##### Exercise data #####

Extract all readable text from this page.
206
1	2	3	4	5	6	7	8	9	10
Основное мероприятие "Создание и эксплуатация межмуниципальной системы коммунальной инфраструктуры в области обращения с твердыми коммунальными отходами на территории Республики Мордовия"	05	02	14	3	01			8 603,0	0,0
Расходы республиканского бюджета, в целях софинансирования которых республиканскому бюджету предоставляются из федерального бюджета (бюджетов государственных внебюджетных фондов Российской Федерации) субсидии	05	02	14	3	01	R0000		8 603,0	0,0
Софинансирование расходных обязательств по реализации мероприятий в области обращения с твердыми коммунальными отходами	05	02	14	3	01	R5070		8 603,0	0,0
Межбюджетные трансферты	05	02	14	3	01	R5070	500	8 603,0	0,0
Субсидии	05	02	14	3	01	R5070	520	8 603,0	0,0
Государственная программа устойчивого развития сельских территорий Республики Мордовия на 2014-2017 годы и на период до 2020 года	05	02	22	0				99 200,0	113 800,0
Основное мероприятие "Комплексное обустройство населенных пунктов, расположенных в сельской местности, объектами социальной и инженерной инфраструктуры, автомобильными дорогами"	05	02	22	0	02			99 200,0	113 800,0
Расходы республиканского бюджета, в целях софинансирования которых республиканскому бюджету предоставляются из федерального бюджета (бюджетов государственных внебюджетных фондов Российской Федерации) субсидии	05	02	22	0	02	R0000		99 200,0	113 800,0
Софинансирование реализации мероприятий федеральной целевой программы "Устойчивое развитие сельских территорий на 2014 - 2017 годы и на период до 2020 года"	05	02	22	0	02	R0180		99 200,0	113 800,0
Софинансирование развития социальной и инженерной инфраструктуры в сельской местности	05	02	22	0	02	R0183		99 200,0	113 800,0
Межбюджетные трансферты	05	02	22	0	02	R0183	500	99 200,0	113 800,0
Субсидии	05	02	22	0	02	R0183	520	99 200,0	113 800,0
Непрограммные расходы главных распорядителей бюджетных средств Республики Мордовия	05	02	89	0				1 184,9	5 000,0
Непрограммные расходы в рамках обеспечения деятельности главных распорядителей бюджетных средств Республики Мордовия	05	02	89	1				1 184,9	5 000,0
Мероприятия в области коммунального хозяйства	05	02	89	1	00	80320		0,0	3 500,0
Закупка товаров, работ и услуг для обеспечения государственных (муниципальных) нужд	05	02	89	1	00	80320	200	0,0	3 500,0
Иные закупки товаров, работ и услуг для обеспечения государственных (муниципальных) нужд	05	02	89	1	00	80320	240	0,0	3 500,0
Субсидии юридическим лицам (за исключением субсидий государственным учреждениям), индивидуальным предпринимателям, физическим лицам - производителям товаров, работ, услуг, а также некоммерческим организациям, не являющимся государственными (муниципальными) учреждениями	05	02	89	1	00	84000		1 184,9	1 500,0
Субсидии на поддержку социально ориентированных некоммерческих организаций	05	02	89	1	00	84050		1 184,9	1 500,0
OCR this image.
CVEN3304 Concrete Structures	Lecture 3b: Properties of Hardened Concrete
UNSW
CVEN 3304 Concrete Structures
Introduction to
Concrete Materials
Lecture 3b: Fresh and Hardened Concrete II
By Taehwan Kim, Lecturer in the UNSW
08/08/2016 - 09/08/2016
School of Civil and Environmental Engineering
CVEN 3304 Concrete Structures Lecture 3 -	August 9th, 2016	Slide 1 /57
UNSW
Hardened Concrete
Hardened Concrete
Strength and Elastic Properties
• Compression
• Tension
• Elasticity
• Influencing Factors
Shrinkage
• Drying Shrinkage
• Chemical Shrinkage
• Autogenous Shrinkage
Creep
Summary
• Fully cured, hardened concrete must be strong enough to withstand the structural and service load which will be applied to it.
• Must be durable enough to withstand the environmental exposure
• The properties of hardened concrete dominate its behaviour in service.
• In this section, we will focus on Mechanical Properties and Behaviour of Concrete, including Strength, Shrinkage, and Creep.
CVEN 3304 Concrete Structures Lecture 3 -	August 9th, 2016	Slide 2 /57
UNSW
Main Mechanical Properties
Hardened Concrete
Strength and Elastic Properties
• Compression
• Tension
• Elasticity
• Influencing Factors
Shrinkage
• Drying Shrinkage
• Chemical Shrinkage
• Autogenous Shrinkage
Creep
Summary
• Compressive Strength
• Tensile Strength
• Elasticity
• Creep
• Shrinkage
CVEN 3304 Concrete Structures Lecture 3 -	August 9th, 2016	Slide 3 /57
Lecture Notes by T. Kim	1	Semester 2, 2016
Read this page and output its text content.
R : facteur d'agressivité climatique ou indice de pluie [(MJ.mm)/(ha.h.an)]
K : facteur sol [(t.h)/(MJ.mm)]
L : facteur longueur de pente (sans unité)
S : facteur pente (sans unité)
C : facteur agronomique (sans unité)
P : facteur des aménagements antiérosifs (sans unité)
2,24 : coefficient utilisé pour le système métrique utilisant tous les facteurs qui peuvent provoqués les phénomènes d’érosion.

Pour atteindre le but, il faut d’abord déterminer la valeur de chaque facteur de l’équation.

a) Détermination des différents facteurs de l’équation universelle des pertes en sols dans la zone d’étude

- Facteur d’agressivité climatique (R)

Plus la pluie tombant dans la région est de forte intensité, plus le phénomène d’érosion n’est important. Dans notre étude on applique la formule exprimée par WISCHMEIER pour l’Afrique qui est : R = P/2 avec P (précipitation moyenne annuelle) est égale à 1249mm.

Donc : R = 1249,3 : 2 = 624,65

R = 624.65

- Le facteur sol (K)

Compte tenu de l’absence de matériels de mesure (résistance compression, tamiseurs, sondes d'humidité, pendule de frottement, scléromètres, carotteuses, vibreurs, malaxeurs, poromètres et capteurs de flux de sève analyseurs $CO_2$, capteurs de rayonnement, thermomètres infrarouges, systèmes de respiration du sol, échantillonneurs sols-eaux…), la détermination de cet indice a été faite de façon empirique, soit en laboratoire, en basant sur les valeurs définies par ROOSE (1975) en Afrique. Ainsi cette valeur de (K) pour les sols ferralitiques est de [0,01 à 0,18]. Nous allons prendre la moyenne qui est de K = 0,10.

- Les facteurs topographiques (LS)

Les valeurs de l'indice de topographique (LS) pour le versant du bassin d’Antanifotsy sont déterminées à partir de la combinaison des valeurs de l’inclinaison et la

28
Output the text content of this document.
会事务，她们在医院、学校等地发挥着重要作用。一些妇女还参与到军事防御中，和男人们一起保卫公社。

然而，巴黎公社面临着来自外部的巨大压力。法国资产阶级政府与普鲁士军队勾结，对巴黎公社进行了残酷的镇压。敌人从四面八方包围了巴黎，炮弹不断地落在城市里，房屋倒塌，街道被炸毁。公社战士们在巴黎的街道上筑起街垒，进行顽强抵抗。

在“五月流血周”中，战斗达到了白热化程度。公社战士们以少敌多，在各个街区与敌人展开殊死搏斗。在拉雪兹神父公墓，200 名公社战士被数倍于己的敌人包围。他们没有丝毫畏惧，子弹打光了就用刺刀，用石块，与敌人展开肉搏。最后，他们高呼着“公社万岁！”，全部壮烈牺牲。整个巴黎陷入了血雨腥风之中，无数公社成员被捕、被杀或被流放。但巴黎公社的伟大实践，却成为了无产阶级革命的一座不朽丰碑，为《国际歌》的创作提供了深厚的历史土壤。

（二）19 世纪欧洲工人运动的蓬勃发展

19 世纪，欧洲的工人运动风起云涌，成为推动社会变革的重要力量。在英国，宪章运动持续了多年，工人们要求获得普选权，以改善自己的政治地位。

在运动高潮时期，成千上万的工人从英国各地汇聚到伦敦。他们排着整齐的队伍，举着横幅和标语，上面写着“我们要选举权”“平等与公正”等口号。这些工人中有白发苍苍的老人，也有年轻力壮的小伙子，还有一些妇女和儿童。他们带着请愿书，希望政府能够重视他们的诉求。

#####

Can you quote exactly the lines from the one containing "Output the text content of this document." through the last line of the records above, and nothing else?

Answer to this task:
Output the text content of this document.
会事务，她们在医院、学校等地发挥着重要作用。一些妇女还参与到军事防御中，和男人们一起保卫公社。

然而，巴黎公社面临着来自外部的巨大压力。法国资产阶级政府与普鲁士军队勾结，对巴黎公社进行了残酷的镇压。敌人从四面八方包围了巴黎，炮弹不断地落在城市里，房屋倒塌，街道被炸毁。公社战士们在巴黎的街道上筑起街垒，进行顽强抵抗。

在“五月流血周”中，战斗达到了白热化程度。公社战士们以少敌多，在各个街区与敌人展开殊死搏斗。在拉雪兹神父公墓，200 名公社战士被数倍于己的敌人包围。他们没有丝毫畏惧，子弹打光了就用刺刀，用石块，与敌人展开肉搏。最后，他们高呼着“公社万岁！”，全部壮烈牺牲。整个巴黎陷入了血雨腥风之中，无数公社成员被捕、被杀或被流放。但巴黎公社的伟大实践，却成为了无产阶级革命的一座不朽丰碑，为《国际歌》的创作提供了深厚的历史土壤。

（二）19 世纪欧洲工人运动的蓬勃发展

19 世纪，欧洲的工人运动风起云涌，成为推动社会变革的重要力量。在英国，宪章运动持续了多年，工人们要求获得普选权，以改善自己的政治地位。

在运动高潮时期，成千上万的工人从英国各地汇聚到伦敦。他们排着整齐的队伍，举着横幅和标语，上面写着“我们要选举权”“平等与公正”等口号。这些工人中有白发苍苍的老人，也有年轻力壮的小伙子，还有一些妇女和儿童。他们带着请愿书，希望政府能够重视他们的诉求。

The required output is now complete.